*** Opening Document segment ***

# Soaking hay in the winter?



## Lotty (7 October 2010)

My mare was diagnosed with laminitis earlier this year so I have to soak her hay for as long as possible. I have got a good routine going at the moment but I'm thinking ahead to winter 

Is there any way to soak hay this winter without it freezing? Does anyone have any good ideas?

Thanks


----------



## thatsmygirl (7 October 2010)

I will be interested in this one as well. I soaked hay all last winter for the same reasons. 
Firstly getting water was a nightmare to start with as taps were frozen solid so at the end off each day any dustbins etc were filled to the brim with water to help.
I put my dustbin in a spare stable with rugs round/ between hay bales etc but always froze.
In the morning the haynet was so frozen I stuggled to pull it out the bin as it was frozen to the sides and was a solid ice cube so had to boil the kettle a few times to defrost it.
Bloody nightmare
so any tips to make things easier bring them on


----------



## nikk62 (8 October 2010)

Hi,

I have the same problem but thought I would add that I used to soak my hay for 12 hours.
Recently I had a "scare" with my little pony escaping from her paddock.
I rang the Laminitis clinic who were really helpful and said that the hay only needs to be soaked for 1 hour. 
So now that's all I soak it for.

Not always easy when you live a few miles away from the yard though


----------



## 0ldmare (8 October 2010)

This is worrying me too! My mare has laminitis/recently diagnosed cushings and I'm going to have to soak  too. I think what I'm going to do is switch her to blue horsehage for the worst 3 months to be honest. Its an expensive solution when I've got a barn full of hay though. Just can't think what else to do. I don't even have any proper drains so even getting rid of the water is going to be difficult let alone frozen taps etc. Someone needs to invent something!!!


----------



## Tezzy (9 October 2010)

*** Closing Document segment ***
*** Opening Study material ***

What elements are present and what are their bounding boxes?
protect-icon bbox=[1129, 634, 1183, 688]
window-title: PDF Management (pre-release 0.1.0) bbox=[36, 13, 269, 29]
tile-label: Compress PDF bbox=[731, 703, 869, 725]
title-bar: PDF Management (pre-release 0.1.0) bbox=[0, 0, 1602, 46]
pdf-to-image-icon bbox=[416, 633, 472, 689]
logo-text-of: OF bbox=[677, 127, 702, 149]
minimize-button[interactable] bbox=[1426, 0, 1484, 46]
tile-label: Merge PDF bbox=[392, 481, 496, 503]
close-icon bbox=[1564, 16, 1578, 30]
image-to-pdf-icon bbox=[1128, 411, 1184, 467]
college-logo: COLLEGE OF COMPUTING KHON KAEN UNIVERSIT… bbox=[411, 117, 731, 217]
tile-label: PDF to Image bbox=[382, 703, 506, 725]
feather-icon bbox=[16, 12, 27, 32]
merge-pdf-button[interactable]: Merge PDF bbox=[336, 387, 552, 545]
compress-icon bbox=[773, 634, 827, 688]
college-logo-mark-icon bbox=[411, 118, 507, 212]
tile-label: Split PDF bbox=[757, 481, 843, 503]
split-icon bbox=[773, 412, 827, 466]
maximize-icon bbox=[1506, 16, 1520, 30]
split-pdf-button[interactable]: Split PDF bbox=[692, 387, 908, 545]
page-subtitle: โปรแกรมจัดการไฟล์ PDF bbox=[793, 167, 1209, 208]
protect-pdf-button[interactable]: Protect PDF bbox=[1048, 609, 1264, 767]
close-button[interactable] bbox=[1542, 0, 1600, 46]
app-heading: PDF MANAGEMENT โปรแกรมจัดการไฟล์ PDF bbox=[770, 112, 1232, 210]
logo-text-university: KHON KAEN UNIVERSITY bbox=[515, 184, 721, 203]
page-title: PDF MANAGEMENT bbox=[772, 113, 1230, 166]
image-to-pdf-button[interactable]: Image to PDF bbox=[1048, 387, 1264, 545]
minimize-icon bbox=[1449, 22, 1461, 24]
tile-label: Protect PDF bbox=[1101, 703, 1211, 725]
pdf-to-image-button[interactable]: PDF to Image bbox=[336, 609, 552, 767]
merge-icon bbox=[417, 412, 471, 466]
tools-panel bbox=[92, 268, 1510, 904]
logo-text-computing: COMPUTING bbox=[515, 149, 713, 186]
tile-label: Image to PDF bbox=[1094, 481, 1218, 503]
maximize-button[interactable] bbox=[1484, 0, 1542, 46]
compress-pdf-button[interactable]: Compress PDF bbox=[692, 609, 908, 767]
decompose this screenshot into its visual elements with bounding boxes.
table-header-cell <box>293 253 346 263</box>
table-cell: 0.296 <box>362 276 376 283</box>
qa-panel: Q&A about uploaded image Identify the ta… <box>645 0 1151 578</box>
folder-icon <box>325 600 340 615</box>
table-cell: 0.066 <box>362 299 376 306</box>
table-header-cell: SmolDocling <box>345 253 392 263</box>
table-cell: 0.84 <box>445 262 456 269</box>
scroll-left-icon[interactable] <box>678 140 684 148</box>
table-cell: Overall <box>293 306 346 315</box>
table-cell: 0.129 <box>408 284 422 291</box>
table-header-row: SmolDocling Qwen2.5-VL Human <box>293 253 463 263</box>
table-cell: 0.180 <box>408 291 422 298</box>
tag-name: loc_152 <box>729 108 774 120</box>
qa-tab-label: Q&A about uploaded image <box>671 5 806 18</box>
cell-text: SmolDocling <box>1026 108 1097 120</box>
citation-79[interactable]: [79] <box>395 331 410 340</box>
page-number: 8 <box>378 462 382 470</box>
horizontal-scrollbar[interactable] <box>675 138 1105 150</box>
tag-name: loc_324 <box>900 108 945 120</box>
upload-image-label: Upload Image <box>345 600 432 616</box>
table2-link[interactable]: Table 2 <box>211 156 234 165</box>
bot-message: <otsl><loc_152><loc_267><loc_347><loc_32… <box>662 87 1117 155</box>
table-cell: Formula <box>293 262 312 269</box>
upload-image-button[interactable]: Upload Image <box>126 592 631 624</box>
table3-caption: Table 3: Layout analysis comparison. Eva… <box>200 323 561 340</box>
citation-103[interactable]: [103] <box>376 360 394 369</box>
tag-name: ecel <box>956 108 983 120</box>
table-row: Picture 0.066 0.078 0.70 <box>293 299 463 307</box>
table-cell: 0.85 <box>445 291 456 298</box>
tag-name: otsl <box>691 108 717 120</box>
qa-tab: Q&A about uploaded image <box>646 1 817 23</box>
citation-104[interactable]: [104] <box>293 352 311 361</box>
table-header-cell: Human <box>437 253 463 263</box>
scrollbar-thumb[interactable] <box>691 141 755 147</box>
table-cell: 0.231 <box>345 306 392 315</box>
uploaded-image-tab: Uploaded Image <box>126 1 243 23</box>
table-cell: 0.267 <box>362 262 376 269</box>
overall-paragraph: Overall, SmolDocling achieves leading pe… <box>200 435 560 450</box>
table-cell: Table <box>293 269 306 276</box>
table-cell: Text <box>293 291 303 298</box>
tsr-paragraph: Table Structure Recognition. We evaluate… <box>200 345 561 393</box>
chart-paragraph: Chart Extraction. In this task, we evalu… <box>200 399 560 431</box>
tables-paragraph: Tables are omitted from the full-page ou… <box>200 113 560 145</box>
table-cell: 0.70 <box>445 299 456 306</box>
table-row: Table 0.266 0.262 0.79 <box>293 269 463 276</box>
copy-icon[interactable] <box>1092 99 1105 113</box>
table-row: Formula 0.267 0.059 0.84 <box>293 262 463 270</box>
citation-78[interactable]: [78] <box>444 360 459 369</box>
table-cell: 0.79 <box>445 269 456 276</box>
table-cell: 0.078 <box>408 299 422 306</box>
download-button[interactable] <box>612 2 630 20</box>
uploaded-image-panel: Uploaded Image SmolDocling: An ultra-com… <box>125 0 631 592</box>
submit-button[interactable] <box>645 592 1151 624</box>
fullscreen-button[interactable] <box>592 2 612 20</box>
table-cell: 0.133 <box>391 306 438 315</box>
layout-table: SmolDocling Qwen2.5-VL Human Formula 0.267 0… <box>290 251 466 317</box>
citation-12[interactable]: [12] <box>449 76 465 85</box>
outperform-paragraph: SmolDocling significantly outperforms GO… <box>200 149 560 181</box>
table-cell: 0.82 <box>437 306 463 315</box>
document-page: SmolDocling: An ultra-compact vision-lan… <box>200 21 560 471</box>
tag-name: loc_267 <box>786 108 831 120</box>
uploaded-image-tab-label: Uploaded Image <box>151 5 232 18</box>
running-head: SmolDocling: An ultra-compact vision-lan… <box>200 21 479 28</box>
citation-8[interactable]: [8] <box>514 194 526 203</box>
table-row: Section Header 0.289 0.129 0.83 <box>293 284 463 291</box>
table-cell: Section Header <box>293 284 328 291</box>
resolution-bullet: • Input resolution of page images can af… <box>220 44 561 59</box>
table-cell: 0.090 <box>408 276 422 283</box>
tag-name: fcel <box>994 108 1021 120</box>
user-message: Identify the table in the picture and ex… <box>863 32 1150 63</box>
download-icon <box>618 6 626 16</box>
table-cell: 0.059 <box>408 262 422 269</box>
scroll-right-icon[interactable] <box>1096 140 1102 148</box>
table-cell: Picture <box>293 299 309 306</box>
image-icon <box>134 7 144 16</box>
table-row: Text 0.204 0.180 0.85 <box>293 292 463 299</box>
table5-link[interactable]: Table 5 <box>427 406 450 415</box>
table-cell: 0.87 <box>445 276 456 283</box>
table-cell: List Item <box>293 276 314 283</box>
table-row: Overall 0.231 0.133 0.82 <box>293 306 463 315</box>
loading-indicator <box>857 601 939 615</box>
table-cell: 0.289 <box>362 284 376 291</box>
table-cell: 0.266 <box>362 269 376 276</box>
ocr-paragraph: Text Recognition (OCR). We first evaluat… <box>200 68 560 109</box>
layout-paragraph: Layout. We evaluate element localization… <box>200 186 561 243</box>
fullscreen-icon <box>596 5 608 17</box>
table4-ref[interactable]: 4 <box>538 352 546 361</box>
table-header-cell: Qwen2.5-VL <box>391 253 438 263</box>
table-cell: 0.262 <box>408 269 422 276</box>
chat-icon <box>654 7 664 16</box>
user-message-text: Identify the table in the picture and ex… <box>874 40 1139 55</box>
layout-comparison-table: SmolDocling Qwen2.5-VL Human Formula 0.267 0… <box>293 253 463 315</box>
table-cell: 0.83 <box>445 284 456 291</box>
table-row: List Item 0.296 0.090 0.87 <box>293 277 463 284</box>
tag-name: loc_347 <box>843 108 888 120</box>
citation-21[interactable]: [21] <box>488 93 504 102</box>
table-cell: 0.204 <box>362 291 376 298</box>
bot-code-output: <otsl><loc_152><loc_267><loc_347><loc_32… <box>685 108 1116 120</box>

*** Closing Study material ***

Work to be completed:
Reproduce the passage of the forum thread on soaking hay in winter from "Is there any" to "water to help.", word for word.

Expected answer:
Is there any way to soak hay this winter without it freezing? Does anyone have any good ideas?

Thanks


----------



## thatsmygirl (7 October 2010)

I will be interested in this one as well. I soaked hay all last winter for the same reasons. 
Firstly getting water was a nightmare to start with as taps were frozen solid so at the end off each day any dustbins etc were filled to the brim with water to help.